▶ **AIM OF THE TASK**
Extract the complete listing and output it unchanged.

━━━ RECORDS FOR THE TASK

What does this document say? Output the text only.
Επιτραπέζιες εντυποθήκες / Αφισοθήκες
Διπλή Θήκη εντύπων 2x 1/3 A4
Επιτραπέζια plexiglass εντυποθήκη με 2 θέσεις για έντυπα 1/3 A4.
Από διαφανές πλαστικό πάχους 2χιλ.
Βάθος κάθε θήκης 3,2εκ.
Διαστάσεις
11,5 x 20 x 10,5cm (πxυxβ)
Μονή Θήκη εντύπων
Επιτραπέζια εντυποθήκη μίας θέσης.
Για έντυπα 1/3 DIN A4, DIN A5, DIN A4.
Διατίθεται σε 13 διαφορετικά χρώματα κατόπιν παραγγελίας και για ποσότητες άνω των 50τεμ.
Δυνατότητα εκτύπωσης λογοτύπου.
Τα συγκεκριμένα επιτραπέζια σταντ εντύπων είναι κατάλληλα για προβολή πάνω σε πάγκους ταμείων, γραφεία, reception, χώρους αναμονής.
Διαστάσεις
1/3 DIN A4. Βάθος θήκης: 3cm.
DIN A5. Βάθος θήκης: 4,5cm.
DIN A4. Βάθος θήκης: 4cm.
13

━━━━━━

▶ **SOLVED EXERCISE**
What does this document say? Output the text only.
Επιτραπέζιες εντυποθήκες / Αφισοθήκες
Διπλή Θήκη εντύπων 2x 1/3 A4
Επιτραπέζια plexiglass εντυποθήκη με 2 θέσεις για έντυπα 1/3 A4.
Από διαφανές πλαστικό πάχους 2χιλ.
Βάθος κάθε θήκης 3,2εκ.
Διαστάσεις
11,5 x 20 x 10,5cm (πxυxβ)
Μονή Θήκη εντύπων
Επιτραπέζια εντυποθήκη μίας θέσης.
Για έντυπα 1/3 DIN A4, DIN A5, DIN A4.
Διατίθεται σε 13 διαφορετικά χρώματα κατόπιν παραγγελίας και για ποσότητες άνω των 50τεμ.
Δυνατότητα εκτύπωσης λογοτύπου.
Τα συγκεκριμένα επιτραπέζια σταντ εντύπων είναι κατάλληλα για προβολή πάνω σε πάγκους ταμείων, γραφεία, reception, χώρους αναμονής.
Διαστάσεις
1/3 DIN A4. Βάθος θήκης: 3cm.
DIN A5. Βάθος θήκης: 4,5cm.
DIN A4. Βάθος θήκης: 4cm.
13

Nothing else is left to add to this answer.